- **To be done**: Wherever the word "预防艾滋保健康" appears in the entries, copy the whole line.

- **Data to process**:

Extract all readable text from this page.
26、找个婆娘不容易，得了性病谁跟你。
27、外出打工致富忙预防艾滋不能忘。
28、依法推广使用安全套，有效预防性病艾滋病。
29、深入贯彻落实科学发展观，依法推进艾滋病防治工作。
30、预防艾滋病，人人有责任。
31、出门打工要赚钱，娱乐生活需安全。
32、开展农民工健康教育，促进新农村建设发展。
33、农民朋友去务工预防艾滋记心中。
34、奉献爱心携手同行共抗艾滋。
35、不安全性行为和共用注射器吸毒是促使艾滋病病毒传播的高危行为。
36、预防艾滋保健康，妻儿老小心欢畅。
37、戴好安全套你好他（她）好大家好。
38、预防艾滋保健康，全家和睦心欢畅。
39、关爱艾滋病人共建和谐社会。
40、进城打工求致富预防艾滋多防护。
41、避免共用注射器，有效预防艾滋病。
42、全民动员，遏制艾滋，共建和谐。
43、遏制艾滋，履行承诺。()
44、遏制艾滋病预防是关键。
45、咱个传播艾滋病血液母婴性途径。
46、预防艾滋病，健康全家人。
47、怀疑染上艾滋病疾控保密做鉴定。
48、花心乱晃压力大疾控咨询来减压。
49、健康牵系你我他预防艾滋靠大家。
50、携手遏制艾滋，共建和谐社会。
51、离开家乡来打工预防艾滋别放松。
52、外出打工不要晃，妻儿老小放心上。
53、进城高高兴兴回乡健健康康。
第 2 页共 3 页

- **Exercise answer**:
36、预防艾滋保健康，妻儿老小心欢畅。
38、预防艾滋保健康，全家和睦心欢畅。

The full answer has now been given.